═════ Material to process
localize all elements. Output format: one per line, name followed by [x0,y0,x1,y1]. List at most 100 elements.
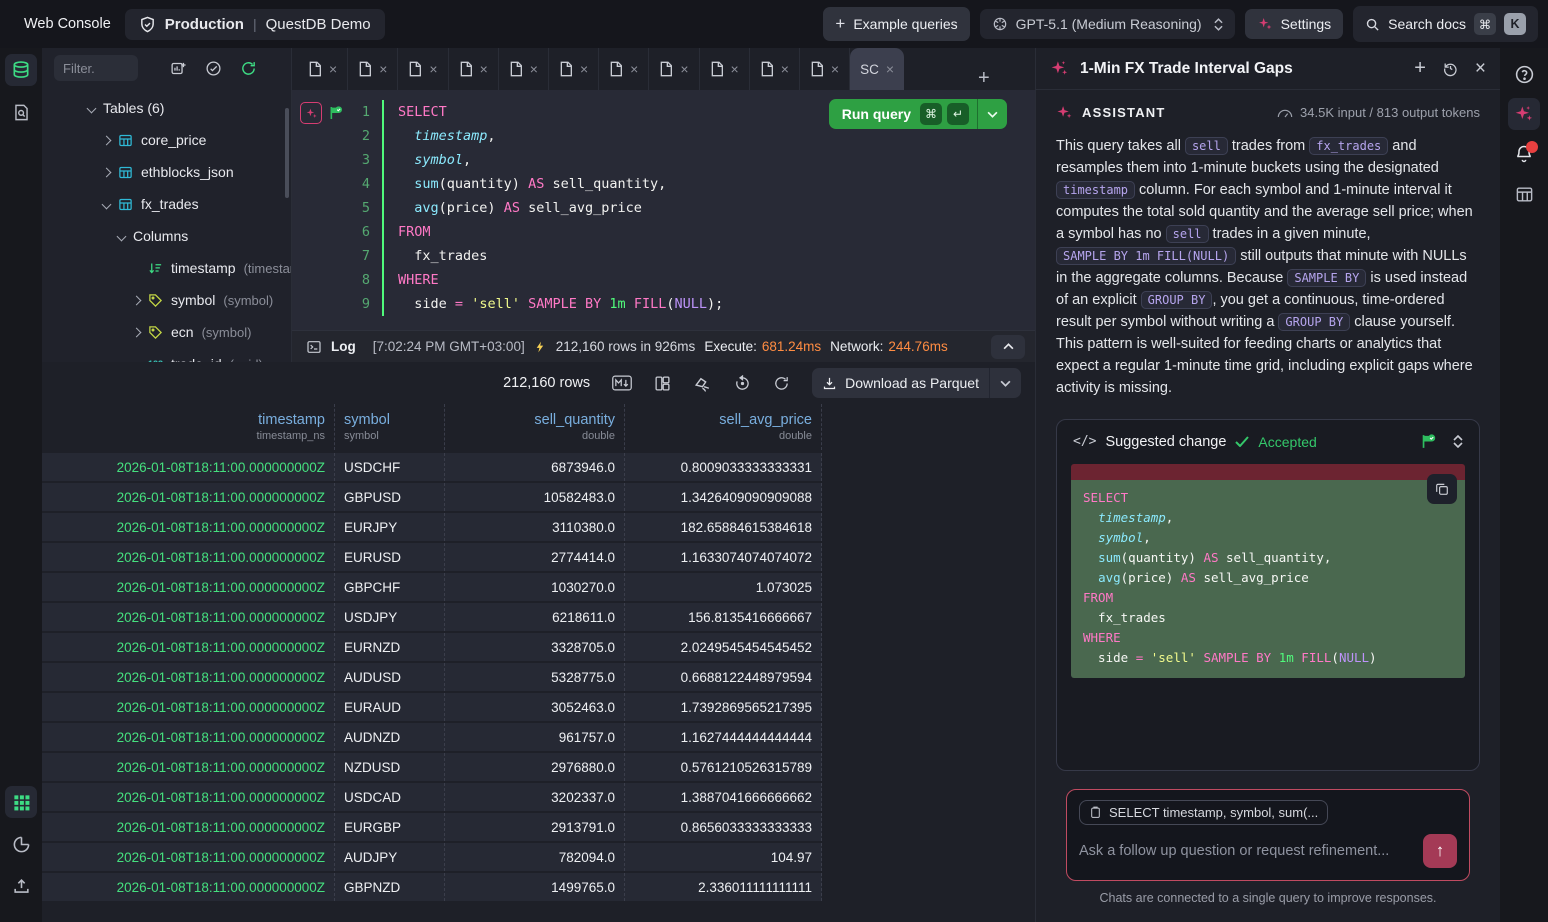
environment-badge[interactable]: Production | QuestDB Demo [125,9,385,40]
add-table-button[interactable] [170,60,187,77]
table-row[interactable]: 2026-01-08T18:11:00.000000000ZGBPNZD1499… [42,873,822,901]
editor-tab[interactable]: × [398,48,448,90]
model-selector[interactable]: GPT-5.1 (Medium Reasoning) [980,9,1235,39]
notifications-button[interactable] [1508,138,1540,170]
editor-tab[interactable]: × [599,48,649,90]
editor-tab[interactable]: × [348,48,398,90]
tree-item-ethblocks-json[interactable]: ethblocks_json [42,156,291,188]
editor-tab[interactable]: × [449,48,499,90]
column-header-symbol[interactable]: symbolsymbol [335,404,445,450]
table-row[interactable]: 2026-01-08T18:11:00.000000000ZUSDJPY6218… [42,603,822,631]
check-circle-button[interactable] [205,60,222,77]
query-context-chip[interactable]: SELECT timestamp, symbol, sum(... [1079,800,1328,825]
table-row[interactable]: 2026-01-08T18:11:00.000000000ZNZDUSD2976… [42,753,822,781]
filter-input[interactable] [54,55,138,81]
close-tab-icon[interactable]: × [886,61,894,77]
table-row[interactable]: 2026-01-08T18:11:00.000000000ZAUDUSD5328… [42,663,822,691]
send-button[interactable]: ↑ [1423,834,1457,868]
followup-input[interactable] [1079,843,1423,859]
close-tab-icon[interactable]: × [329,61,337,77]
copy-code-button[interactable] [1427,474,1457,504]
close-tab-icon[interactable]: × [680,61,688,77]
chat-history-button[interactable] [1442,60,1459,77]
accepted-flag-icon[interactable] [328,105,344,121]
table-row[interactable]: 2026-01-08T18:11:00.000000000ZAUDNZD9617… [42,723,822,751]
expand-collapse-icon[interactable] [1453,435,1463,448]
tree-item-trade-id[interactable]: 123trade_id(uuid) [42,348,291,362]
close-tab-icon[interactable]: × [580,61,588,77]
close-tab-icon[interactable]: × [630,61,638,77]
table-row[interactable]: 2026-01-08T18:11:00.000000000ZEURGBP2913… [42,813,822,841]
tree-item-tables-6-[interactable]: Tables (6) [42,92,291,124]
cell-sell_avg_price: 104.97 [625,843,822,871]
tree-item-label: timestamp [171,260,236,276]
code-line-content: WHERE [382,268,439,292]
close-tab-icon[interactable]: × [429,61,437,77]
query-time-button[interactable] [734,375,751,392]
close-tab-icon[interactable]: × [480,61,488,77]
markdown-copy-button[interactable] [612,375,632,391]
editor-tab[interactable]: × [750,48,800,90]
editor-tab[interactable]: × [499,48,549,90]
table-row[interactable]: 2026-01-08T18:11:00.000000000ZGBPCHF1030… [42,573,822,601]
refresh-tables-button[interactable] [240,60,257,77]
new-chat-button[interactable]: + [1414,57,1426,80]
download-parquet-button[interactable]: Download as Parquet [812,368,1021,398]
run-query-button[interactable]: Run query ⌘ ↵ [829,99,1007,129]
close-tab-icon[interactable]: × [731,61,739,77]
grid-view-button[interactable] [5,786,37,818]
import-button[interactable] [5,870,37,902]
close-tab-icon[interactable]: × [530,61,538,77]
refresh-results-button[interactable] [773,375,790,392]
query-log-panel-button[interactable] [5,96,37,128]
ai-assist-button[interactable] [300,102,322,124]
tree-item-timestamp[interactable]: timestamp(timestamp_ [42,252,291,284]
table-schema-button[interactable] [1508,178,1540,210]
close-tab-icon[interactable]: × [831,61,839,77]
settings-button[interactable]: Settings [1245,9,1344,39]
close-panel-button[interactable]: × [1475,58,1486,80]
close-tab-icon[interactable]: × [781,61,789,77]
openai-icon [992,16,1008,32]
table-row[interactable]: 2026-01-08T18:11:00.000000000ZUSDCAD3202… [42,783,822,811]
column-header-sell_quantity[interactable]: sell_quantitydouble [445,404,625,450]
table-row[interactable]: 2026-01-08T18:11:00.000000000ZAUDJPY7820… [42,843,822,871]
tree-item-ecn[interactable]: ecn(symbol) [42,316,291,348]
column-layout-button[interactable] [654,375,671,392]
environment-name: Production [165,16,244,33]
table-row[interactable]: 2026-01-08T18:11:00.000000000ZEURUSD2774… [42,543,822,571]
table-row[interactable]: 2026-01-08T18:11:00.000000000ZEURAUD3052… [42,693,822,721]
run-options-caret[interactable] [978,111,1007,118]
tree-item-columns[interactable]: Columns [42,220,291,252]
cell-sell_quantity: 3202337.0 [445,783,625,811]
tree-item-symbol[interactable]: symbol(symbol) [42,284,291,316]
table-row[interactable]: 2026-01-08T18:11:00.000000000ZUSDCHF6873… [42,453,822,481]
editor-tab[interactable]: × [700,48,750,90]
editor-tab[interactable]: × [298,48,348,90]
download-options-caret[interactable] [990,380,1021,387]
search-docs-button[interactable]: Search docs ⌘ K [1353,6,1538,42]
editor-tab[interactable]: × [800,48,850,90]
tables-panel-button[interactable] [5,54,37,86]
tree-item-fx-trades[interactable]: fx_trades [42,188,291,220]
help-button[interactable] [1508,58,1540,90]
column-header-timestamp[interactable]: timestamptimestamp_ns [42,404,335,450]
column-header-sell_avg_price[interactable]: sell_avg_pricedouble [625,404,822,450]
tree-item-core-price[interactable]: core_price [42,124,291,156]
sidebar-scrollbar[interactable] [285,108,289,198]
new-tab-button[interactable]: + [978,67,990,90]
ai-panel-button[interactable] [1508,98,1540,130]
example-queries-button[interactable]: + Example queries [823,7,969,41]
sql-editor[interactable]: 1SELECT2 timestamp,3 symbol,4 sum(quanti… [292,90,1035,330]
table-row[interactable]: 2026-01-08T18:11:00.000000000ZEURNZD3328… [42,633,822,661]
export-data-button[interactable] [693,374,712,393]
table-row[interactable]: 2026-01-08T18:11:00.000000000ZEURJPY3110… [42,513,822,541]
close-tab-icon[interactable]: × [379,61,387,77]
editor-tab[interactable]: × [549,48,599,90]
chart-view-button[interactable] [5,828,37,860]
editor-tab-active[interactable]: SC × [850,48,904,90]
collapse-log-button[interactable] [991,335,1025,359]
results-grid[interactable]: timestamptimestamp_nssymbolsymbolsell_qu… [42,404,822,903]
editor-tab[interactable]: × [649,48,699,90]
table-row[interactable]: 2026-01-08T18:11:00.000000000ZGBPUSD1058… [42,483,822,511]
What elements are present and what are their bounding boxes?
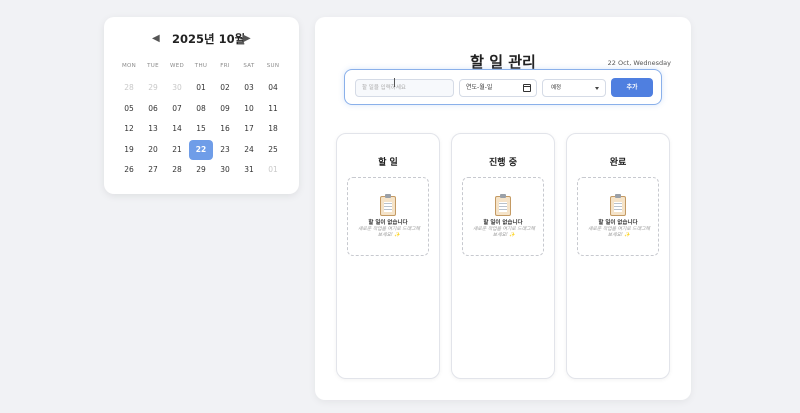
weekday-label: SUN (266, 63, 280, 69)
calendar-day[interactable]: 08 (189, 99, 213, 119)
due-date-value: 연도-월-일 (466, 84, 493, 91)
text-cursor-icon (394, 78, 396, 87)
calendar-month-title: 2025년 10월 (172, 32, 246, 46)
column-todo[interactable]: 할 일 할 일이 없습니다 새로운 작업을 여기로 드래그해보세요! ✨ (336, 133, 440, 379)
calendar-day[interactable]: 16 (213, 119, 237, 139)
empty-hint: 새로운 작업을 여기로 드래그해보세요! ✨ (473, 227, 535, 238)
clipboard-icon (495, 194, 511, 216)
calendar-day[interactable]: 18 (261, 119, 285, 139)
weekday-label: THU (194, 63, 208, 69)
due-date-field[interactable]: 연도-월-일 (459, 79, 537, 97)
calendar-day[interactable]: 23 (213, 140, 237, 160)
calendar-day[interactable]: 17 (237, 119, 261, 139)
calendar-day[interactable]: 06 (141, 99, 165, 119)
empty-title: 할 일이 없습니다 (483, 220, 523, 226)
calendar-day[interactable]: 12 (117, 119, 141, 139)
weekday-label: FRI (220, 63, 230, 69)
task-input[interactable]: 할 일을 입력하세요 (355, 79, 454, 97)
calendar-day[interactable]: 01 (189, 78, 213, 98)
calendar-day[interactable]: 31 (237, 160, 261, 180)
empty-dropzone[interactable]: 할 일이 없습니다 새로운 작업을 여기로 드래그해보세요! ✨ (577, 177, 659, 256)
empty-dropzone[interactable]: 할 일이 없습니다 새로운 작업을 여기로 드래그해보세요! ✨ (347, 177, 429, 256)
calendar-day[interactable]: 03 (237, 78, 261, 98)
current-date-label: 22 Oct, Wednesday (607, 59, 671, 67)
calendar-header: ◀ 2025년 10월 ▶ (104, 30, 299, 48)
calendar-day[interactable]: 19 (117, 140, 141, 160)
calendar-day[interactable]: 05 (117, 99, 141, 119)
add-task-form: 할 일을 입력하세요 연도-월-일 예정 추가 (344, 69, 662, 105)
calendar-day[interactable]: 28 (117, 78, 141, 98)
clipboard-icon (610, 194, 626, 216)
empty-dropzone[interactable]: 할 일이 없습니다 새로운 작업을 여기로 드래그해보세요! ✨ (462, 177, 544, 256)
calendar-day[interactable]: 14 (165, 119, 189, 139)
calendar-day[interactable]: 30 (165, 78, 189, 98)
weekday-label: WED (169, 63, 185, 69)
chevron-right-icon[interactable]: ▶ (243, 32, 251, 46)
calendar-day[interactable]: 27 (141, 160, 165, 180)
calendar-day[interactable]: 24 (237, 140, 261, 160)
calendar-day[interactable]: 29 (189, 160, 213, 180)
empty-title: 할 일이 없습니다 (368, 220, 408, 226)
calendar-day[interactable]: 25 (261, 140, 285, 160)
column-done[interactable]: 완료 할 일이 없습니다 새로운 작업을 여기로 드래그해보세요! ✨ (566, 133, 670, 379)
column-title: 진행 중 (489, 158, 517, 168)
calendar-day[interactable]: 04 (261, 78, 285, 98)
calendar-day[interactable]: 10 (237, 99, 261, 119)
calendar-day[interactable]: 11 (261, 99, 285, 119)
status-select[interactable]: 예정 (542, 79, 606, 97)
empty-hint: 새로운 작업을 여기로 드래그해보세요! ✨ (588, 227, 650, 238)
calendar-day[interactable]: 26 (117, 160, 141, 180)
calendar-day[interactable]: 02 (213, 78, 237, 98)
task-board-panel: 할 일 관리 22 Oct, Wednesday 할 일을 입력하세요 연도-월… (315, 17, 691, 400)
weekday-label: TUE (147, 63, 159, 69)
calendar-day[interactable]: 30 (213, 160, 237, 180)
calendar-day[interactable]: 01 (261, 160, 285, 180)
chevron-down-icon (595, 87, 599, 90)
weekday-label: MON (121, 63, 137, 69)
calendar-day[interactable]: 07 (165, 99, 189, 119)
calendar-day[interactable]: 28 (165, 160, 189, 180)
calendar-day[interactable]: 20 (141, 140, 165, 160)
column-title: 완료 (609, 158, 627, 168)
calendar-day[interactable]: 13 (141, 119, 165, 139)
add-task-button[interactable]: 추가 (611, 78, 653, 97)
empty-hint: 새로운 작업을 여기로 드래그해보세요! ✨ (358, 227, 420, 238)
column-title: 할 일 (378, 158, 398, 168)
calendar-day[interactable]: 21 (165, 140, 189, 160)
column-in-progress[interactable]: 진행 중 할 일이 없습니다 새로운 작업을 여기로 드래그해보세요! ✨ (451, 133, 555, 379)
empty-title: 할 일이 없습니다 (598, 220, 638, 226)
calendar-day[interactable]: 09 (213, 99, 237, 119)
chevron-left-icon[interactable]: ◀ (152, 32, 160, 46)
calendar-day[interactable]: 15 (189, 119, 213, 139)
weekday-label: SAT (243, 63, 255, 69)
clipboard-icon (380, 194, 396, 216)
calendar-day-today[interactable]: 22 (189, 140, 213, 160)
calendar-icon[interactable] (523, 84, 531, 92)
calendar-day[interactable]: 29 (141, 78, 165, 98)
status-select-value: 예정 (551, 85, 562, 91)
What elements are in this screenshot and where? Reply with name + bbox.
══════════
Extract the lines from the one containing "weekday-label: SUN (266, 63, 280, 69)" to the one containing "column-todo[interactable]: 할 일", both included, and reproduce them verbatim.

weekday-label: SUN (266, 63, 280, 69)
calendar-day[interactable]: 08 (189, 99, 213, 119)
due-date-value: 연도-월-일 (466, 84, 493, 91)
text-cursor-icon (394, 78, 396, 87)
calendar-month-title: 2025년 10월 (172, 32, 246, 46)
column-todo[interactable]: 할 일 할 일이 없습니다 새로운 작업을 여기로 드래그해보세요! ✨ (336, 133, 440, 379)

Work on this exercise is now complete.